- **Input for this task**

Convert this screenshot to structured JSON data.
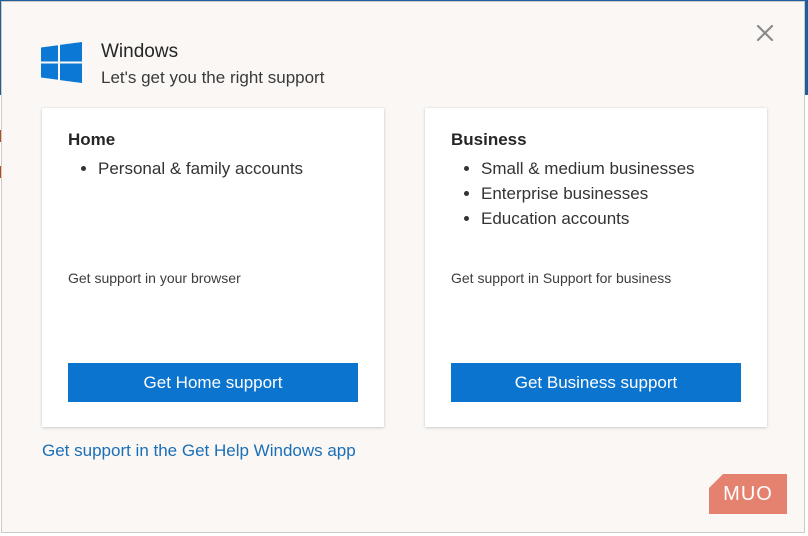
{
  "dialog": {
    "app_title": "Windows",
    "subtitle": "Let's get you the right support",
    "close_icon": "close-icon",
    "logo_icon": "windows-logo"
  },
  "cards": {
    "home": {
      "title": "Home",
      "items": [
        "Personal & family accounts"
      ],
      "description": "Get support in your browser",
      "button_label": "Get Home support"
    },
    "business": {
      "title": "Business",
      "items": [
        "Small & medium businesses",
        "Enterprise businesses",
        "Education accounts"
      ],
      "description": "Get support in Support for business",
      "button_label": "Get Business support"
    }
  },
  "footer_link": "Get support in the Get Help Windows app",
  "watermark": "MUO",
  "colors": {
    "accent": "#0b74cf",
    "link": "#1a6fb7",
    "dialog_bg": "#faf7f5",
    "watermark_bg": "#e5826f"
  }
}
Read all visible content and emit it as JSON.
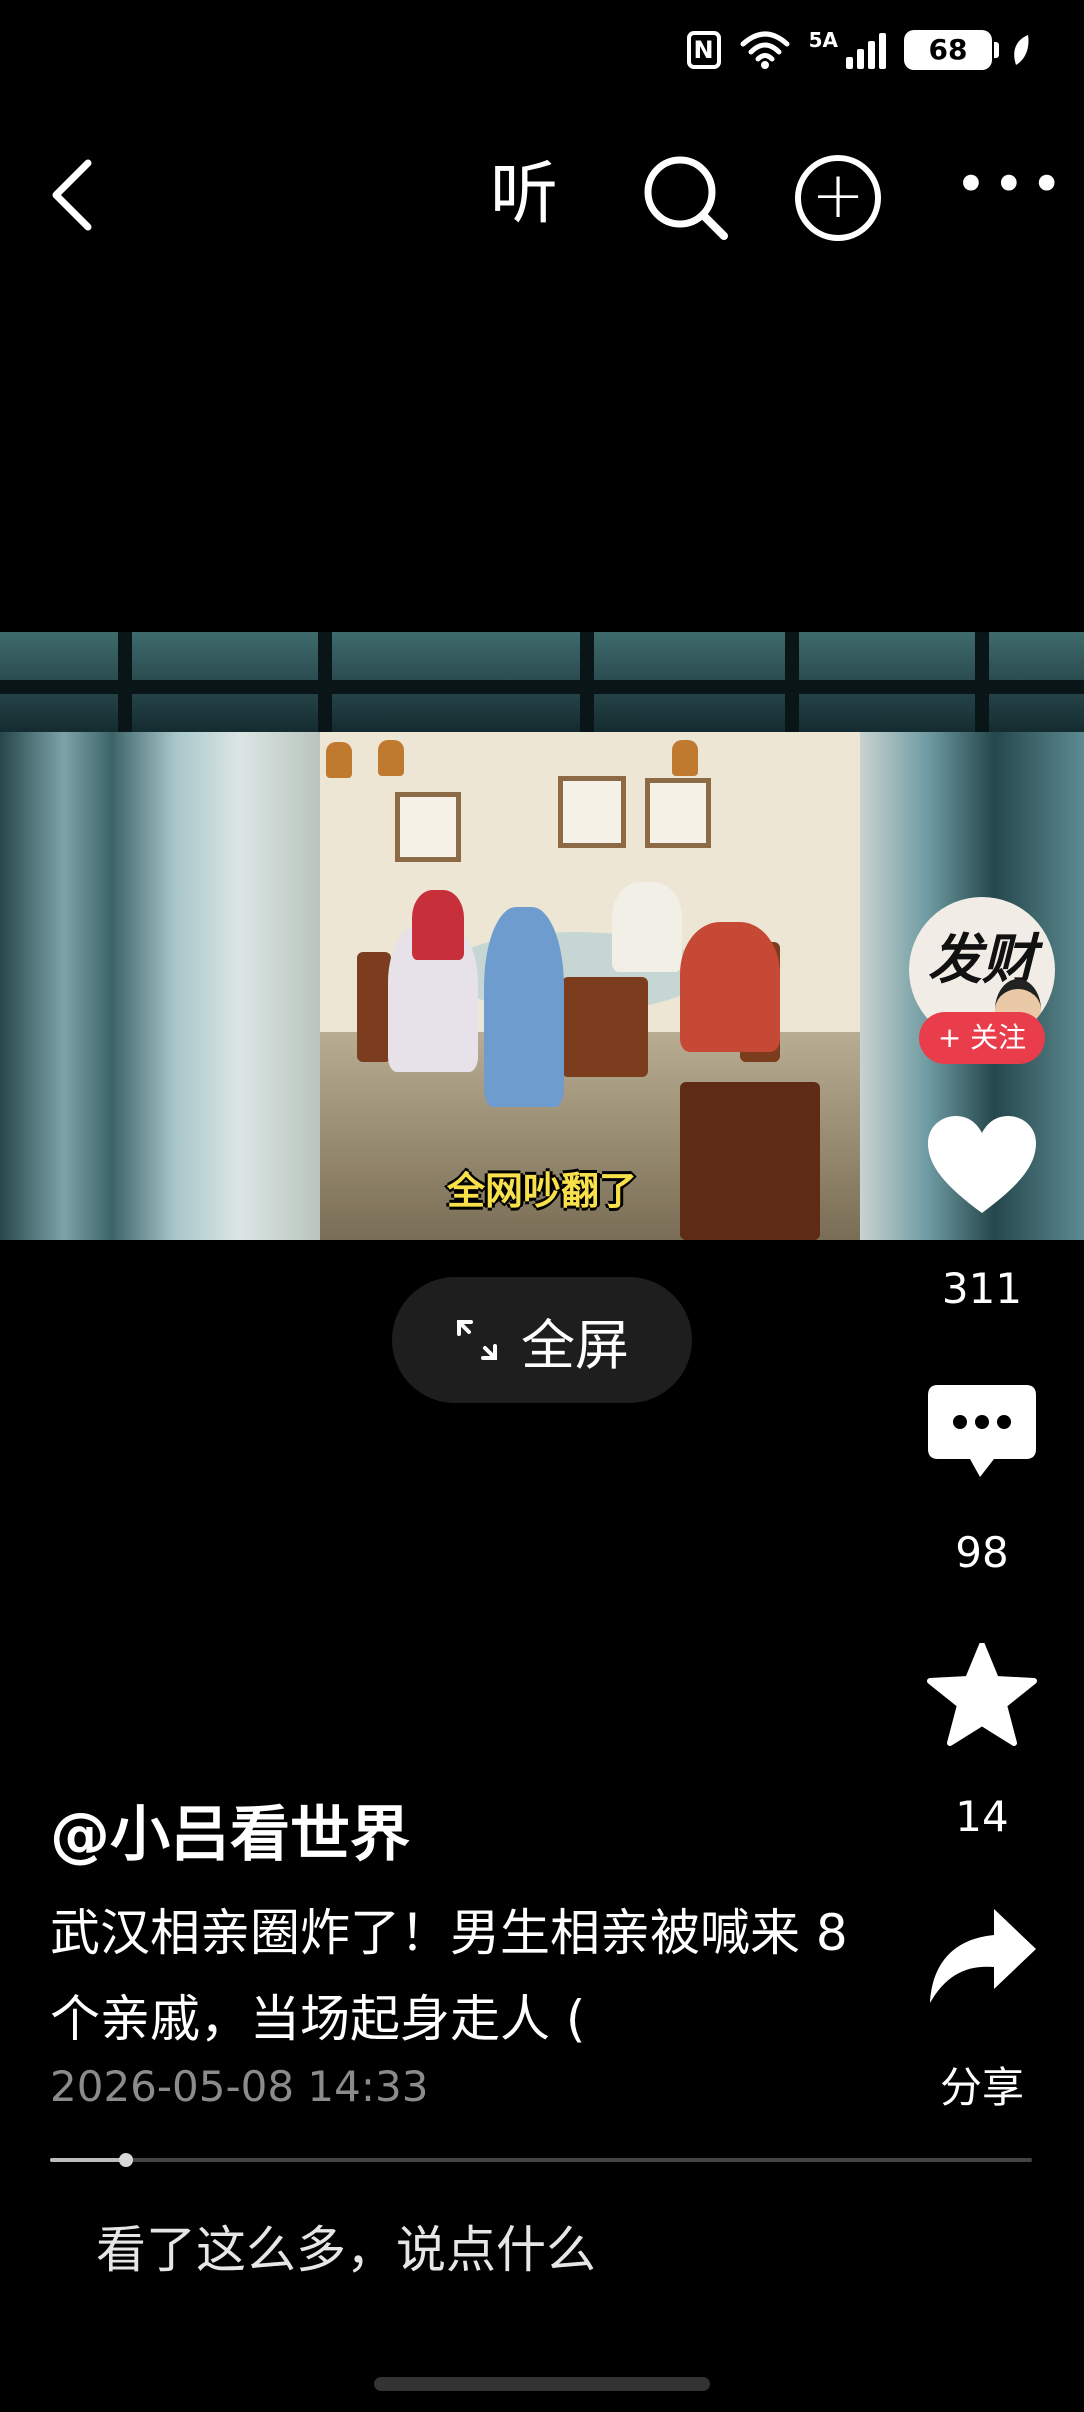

- **Instructions for the task**
Using the data above, print every line exactly, omitting pictures.

- **Exercise solution**
Convert this screenshot to structured JSON data.
{
  "dialog": {
    "app_title": "Windows",
    "subtitle": "Let's get you the right support",
    "close_icon": "close-icon",
    "logo_icon": "windows-logo"
  },
  "cards": {
    "home": {
      "title": "Home",
      "items": [
        "Personal & family accounts"
      ],
      "description": "Get support in your browser",
      "button_label": "Get Home support"
    },
    "business": {
      "title": "Business",
      "items": [
        "Small & medium businesses",
        "Enterprise businesses",
        "Education accounts"
      ],
      "description": "Get support in Support for business",
      "button_label": "Get Business support"
    }
  },
  "footer_link": "Get support in the Get Help Windows app",
  "watermark": "MUO",
  "colors": {
    "accent": "#0b74cf",
    "link": "#1a6fb7",
    "dialog_bg": "#faf7f5",
    "watermark_bg": "#e5826f"
  }
}
Read all visible content and emit it as JSON.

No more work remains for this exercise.